▸ DATA SUPPLIED:
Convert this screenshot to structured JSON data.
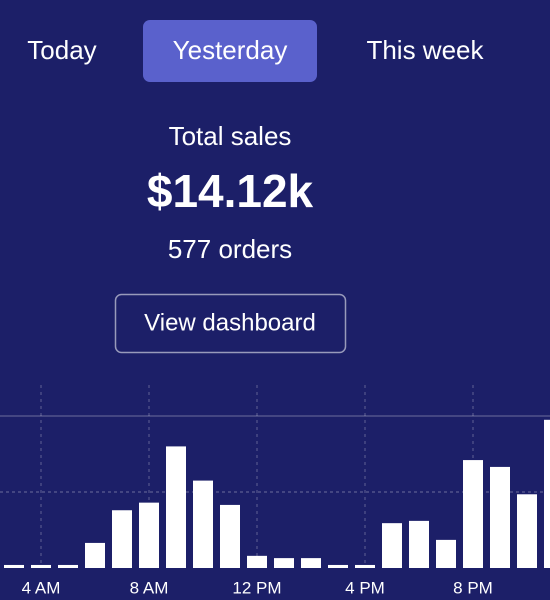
{
  "tabs": [
    "Today",
    "Yesterday",
    "This week"
  ],
  "selected_tab": 1,
  "summary": {
    "label": "Total sales",
    "value": "$14.12k",
    "orders": "577 orders"
  },
  "button": "View dashboard",
  "chart_data": {
    "type": "bar",
    "categories": [
      null,
      "4 AM",
      null,
      null,
      null,
      "8 AM",
      null,
      null,
      null,
      "12 PM",
      null,
      null,
      null,
      "4 PM",
      null,
      null,
      null,
      "8 PM",
      null,
      null,
      null
    ],
    "values": [
      0.04,
      0.04,
      0.04,
      0.33,
      0.76,
      0.86,
      1.6,
      1.15,
      0.83,
      0.16,
      0.13,
      0.13,
      0.04,
      0.04,
      0.59,
      0.62,
      0.37,
      1.42,
      1.33,
      0.97,
      1.95
    ],
    "color": "#ffffff",
    "ylim": [
      0,
      2
    ],
    "yticks": [
      1,
      2
    ],
    "grid": true
  }
}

▸ TASK PROMPT: Take the records above and transcribe them exactly, dropping every picture.

▸ CORRECT OUTPUT:
Convert this screenshot to structured JSON data.
{
  "tabs": [
    "Today",
    "Yesterday",
    "This week"
  ],
  "selected_tab": 1,
  "summary": {
    "label": "Total sales",
    "value": "$14.12k",
    "orders": "577 orders"
  },
  "button": "View dashboard",
  "chart_data": {
    "type": "bar",
    "categories": [
      null,
      "4 AM",
      null,
      null,
      null,
      "8 AM",
      null,
      null,
      null,
      "12 PM",
      null,
      null,
      null,
      "4 PM",
      null,
      null,
      null,
      "8 PM",
      null,
      null,
      null
    ],
    "values": [
      0.04,
      0.04,
      0.04,
      0.33,
      0.76,
      0.86,
      1.6,
      1.15,
      0.83,
      0.16,
      0.13,
      0.13,
      0.04,
      0.04,
      0.59,
      0.62,
      0.37,
      1.42,
      1.33,
      0.97,
      1.95
    ],
    "color": "#ffffff",
    "ylim": [
      0,
      2
    ],
    "yticks": [
      1,
      2
    ],
    "grid": true
  }
}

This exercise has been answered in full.